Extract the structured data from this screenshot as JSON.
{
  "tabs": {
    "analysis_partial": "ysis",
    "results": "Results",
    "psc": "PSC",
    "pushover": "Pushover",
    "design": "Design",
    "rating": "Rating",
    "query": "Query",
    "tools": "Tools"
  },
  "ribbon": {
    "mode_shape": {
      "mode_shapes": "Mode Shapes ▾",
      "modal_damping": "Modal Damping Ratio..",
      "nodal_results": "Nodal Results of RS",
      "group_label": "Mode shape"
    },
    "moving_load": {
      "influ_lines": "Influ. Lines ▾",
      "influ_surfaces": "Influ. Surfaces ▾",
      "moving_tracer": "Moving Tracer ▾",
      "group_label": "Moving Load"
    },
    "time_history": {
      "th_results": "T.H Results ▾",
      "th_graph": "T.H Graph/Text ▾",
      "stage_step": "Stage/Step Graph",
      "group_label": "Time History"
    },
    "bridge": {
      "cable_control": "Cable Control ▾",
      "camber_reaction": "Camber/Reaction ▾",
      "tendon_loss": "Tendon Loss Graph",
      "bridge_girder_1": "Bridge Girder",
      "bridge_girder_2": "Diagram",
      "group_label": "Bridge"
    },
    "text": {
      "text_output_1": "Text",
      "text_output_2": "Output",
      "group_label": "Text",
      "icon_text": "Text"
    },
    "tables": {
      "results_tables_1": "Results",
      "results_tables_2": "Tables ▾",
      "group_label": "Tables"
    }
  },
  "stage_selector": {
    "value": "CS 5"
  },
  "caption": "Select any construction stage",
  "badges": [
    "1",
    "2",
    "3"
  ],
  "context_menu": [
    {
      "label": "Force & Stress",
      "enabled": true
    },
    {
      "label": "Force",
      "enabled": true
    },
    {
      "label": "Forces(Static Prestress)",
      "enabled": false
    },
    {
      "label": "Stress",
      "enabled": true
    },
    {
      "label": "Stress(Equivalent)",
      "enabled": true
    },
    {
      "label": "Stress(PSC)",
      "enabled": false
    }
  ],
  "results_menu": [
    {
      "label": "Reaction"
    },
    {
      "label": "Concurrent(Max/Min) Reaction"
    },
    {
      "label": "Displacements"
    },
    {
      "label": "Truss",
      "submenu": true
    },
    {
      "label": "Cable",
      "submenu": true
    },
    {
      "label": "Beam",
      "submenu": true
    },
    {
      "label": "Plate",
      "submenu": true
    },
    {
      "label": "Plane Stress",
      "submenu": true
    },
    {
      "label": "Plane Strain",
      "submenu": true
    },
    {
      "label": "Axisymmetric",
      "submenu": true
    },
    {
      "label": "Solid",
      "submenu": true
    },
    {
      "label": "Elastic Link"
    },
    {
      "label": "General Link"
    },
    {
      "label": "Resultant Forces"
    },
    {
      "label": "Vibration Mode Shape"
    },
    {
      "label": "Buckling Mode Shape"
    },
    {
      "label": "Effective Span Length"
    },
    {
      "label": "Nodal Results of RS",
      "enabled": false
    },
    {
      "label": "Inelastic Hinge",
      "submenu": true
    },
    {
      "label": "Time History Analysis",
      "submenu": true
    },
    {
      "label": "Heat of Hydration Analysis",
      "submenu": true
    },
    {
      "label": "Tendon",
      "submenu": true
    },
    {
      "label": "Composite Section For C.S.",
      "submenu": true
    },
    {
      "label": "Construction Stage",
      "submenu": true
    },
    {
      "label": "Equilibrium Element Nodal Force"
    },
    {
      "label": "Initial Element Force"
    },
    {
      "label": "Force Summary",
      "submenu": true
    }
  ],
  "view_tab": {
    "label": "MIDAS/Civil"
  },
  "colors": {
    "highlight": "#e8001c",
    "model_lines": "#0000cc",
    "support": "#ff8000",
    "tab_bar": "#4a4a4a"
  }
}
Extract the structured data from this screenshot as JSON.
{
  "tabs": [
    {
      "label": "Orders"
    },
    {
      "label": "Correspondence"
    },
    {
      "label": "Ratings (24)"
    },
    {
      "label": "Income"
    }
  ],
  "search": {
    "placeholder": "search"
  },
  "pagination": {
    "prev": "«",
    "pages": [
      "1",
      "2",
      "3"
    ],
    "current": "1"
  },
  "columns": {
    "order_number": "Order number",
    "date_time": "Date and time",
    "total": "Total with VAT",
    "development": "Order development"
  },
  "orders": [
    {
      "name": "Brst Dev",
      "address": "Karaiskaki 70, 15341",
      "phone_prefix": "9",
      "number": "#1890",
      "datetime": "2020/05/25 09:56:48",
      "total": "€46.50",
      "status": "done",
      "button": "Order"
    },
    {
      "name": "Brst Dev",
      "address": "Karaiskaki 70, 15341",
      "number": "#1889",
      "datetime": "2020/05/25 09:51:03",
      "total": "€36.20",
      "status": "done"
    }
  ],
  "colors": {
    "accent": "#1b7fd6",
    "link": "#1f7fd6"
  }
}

## STATED EXERCISE
From the preceding material, extract every line exactly.

## EXPECTED OUTPUT
Extract the structured data from this screenshot as JSON.
{
  "tabs": {
    "analysis_partial": "ysis",
    "results": "Results",
    "psc": "PSC",
    "pushover": "Pushover",
    "design": "Design",
    "rating": "Rating",
    "query": "Query",
    "tools": "Tools"
  },
  "ribbon": {
    "mode_shape": {
      "mode_shapes": "Mode Shapes ▾",
      "modal_damping": "Modal Damping Ratio..",
      "nodal_results": "Nodal Results of RS",
      "group_label": "Mode shape"
    },
    "moving_load": {
      "influ_lines": "Influ. Lines ▾",
      "influ_surfaces": "Influ. Surfaces ▾",
      "moving_tracer": "Moving Tracer ▾",
      "group_label": "Moving Load"
    },
    "time_history": {
      "th_results": "T.H Results ▾",
      "th_graph": "T.H Graph/Text ▾",
      "stage_step": "Stage/Step Graph",
      "group_label": "Time History"
    },
    "bridge": {
      "cable_control": "Cable Control ▾",
      "camber_reaction": "Camber/Reaction ▾",
      "tendon_loss": "Tendon Loss Graph",
      "bridge_girder_1": "Bridge Girder",
      "bridge_girder_2": "Diagram",
      "group_label": "Bridge"
    },
    "text": {
      "text_output_1": "Text",
      "text_output_2": "Output",
      "group_label": "Text",
      "icon_text": "Text"
    },
    "tables": {
      "results_tables_1": "Results",
      "results_tables_2": "Tables ▾",
      "group_label": "Tables"
    }
  },
  "stage_selector": {
    "value": "CS 5"
  },
  "caption": "Select any construction stage",
  "badges": [
    "1",
    "2",
    "3"
  ],
  "context_menu": [
    {
      "label": "Force & Stress",
      "enabled": true
    },
    {
      "label": "Force",
      "enabled": true
    },
    {
      "label": "Forces(Static Prestress)",
      "enabled": false
    },
    {
      "label": "Stress",
      "enabled": true
    },
    {
      "label": "Stress(Equivalent)",
      "enabled": true
    },
    {
      "label": "Stress(PSC)",
      "enabled": false
    }
  ],
  "results_menu": [
    {
      "label": "Reaction"
    },
    {
      "label": "Concurrent(Max/Min) Reaction"
    },
    {
      "label": "Displacements"
    },
    {
      "label": "Truss",
      "submenu": true
    },
    {
      "label": "Cable",
      "submenu": true
    },
    {
      "label": "Beam",
      "submenu": true
    },
    {
      "label": "Plate",
      "submenu": true
    },
    {
      "label": "Plane Stress",
      "submenu": true
    },
    {
      "label": "Plane Strain",
      "submenu": true
    },
    {
      "label": "Axisymmetric",
      "submenu": true
    },
    {
      "label": "Solid",
      "submenu": true
    },
    {
      "label": "Elastic Link"
    },
    {
      "label": "General Link"
    },
    {
      "label": "Resultant Forces"
    },
    {
      "label": "Vibration Mode Shape"
    },
    {
      "label": "Buckling Mode Shape"
    },
    {
      "label": "Effective Span Length"
    },
    {
      "label": "Nodal Results of RS",
      "enabled": false
    },
    {
      "label": "Inelastic Hinge",
      "submenu": true
    },
    {
      "label": "Time History Analysis",
      "submenu": true
    },
    {
      "label": "Heat of Hydration Analysis",
      "submenu": true
    },
    {
      "label": "Tendon",
      "submenu": true
    },
    {
      "label": "Composite Section For C.S.",
      "submenu": true
    },
    {
      "label": "Construction Stage",
      "submenu": true
    },
    {
      "label": "Equilibrium Element Nodal Force"
    },
    {
      "label": "Initial Element Force"
    },
    {
      "label": "Force Summary",
      "submenu": true
    }
  ],
  "view_tab": {
    "label": "MIDAS/Civil"
  },
  "colors": {
    "highlight": "#e8001c",
    "model_lines": "#0000cc",
    "support": "#ff8000",
    "tab_bar": "#4a4a4a"
  }
}
Extract the structured data from this screenshot as JSON.
{
  "tabs": [
    {
      "label": "Orders"
    },
    {
      "label": "Correspondence"
    },
    {
      "label": "Ratings (24)"
    },
    {
      "label": "Income"
    }
  ],
  "search": {
    "placeholder": "search"
  },
  "pagination": {
    "prev": "«",
    "pages": [
      "1",
      "2",
      "3"
    ],
    "current": "1"
  },
  "columns": {
    "order_number": "Order number",
    "date_time": "Date and time",
    "total": "Total with VAT",
    "development": "Order development"
  },
  "orders": [
    {
      "name": "Brst Dev",
      "address": "Karaiskaki 70, 15341",
      "phone_prefix": "9",
      "number": "#1890",
      "datetime": "2020/05/25 09:56:48",
      "total": "€46.50",
      "status": "done",
      "button": "Order"
    },
    {
      "name": "Brst Dev",
      "address": "Karaiskaki 70, 15341",
      "number": "#1889",
      "datetime": "2020/05/25 09:51:03",
      "total": "€36.20",
      "status": "done"
    }
  ],
  "colors": {
    "accent": "#1b7fd6",
    "link": "#1f7fd6"
  }
}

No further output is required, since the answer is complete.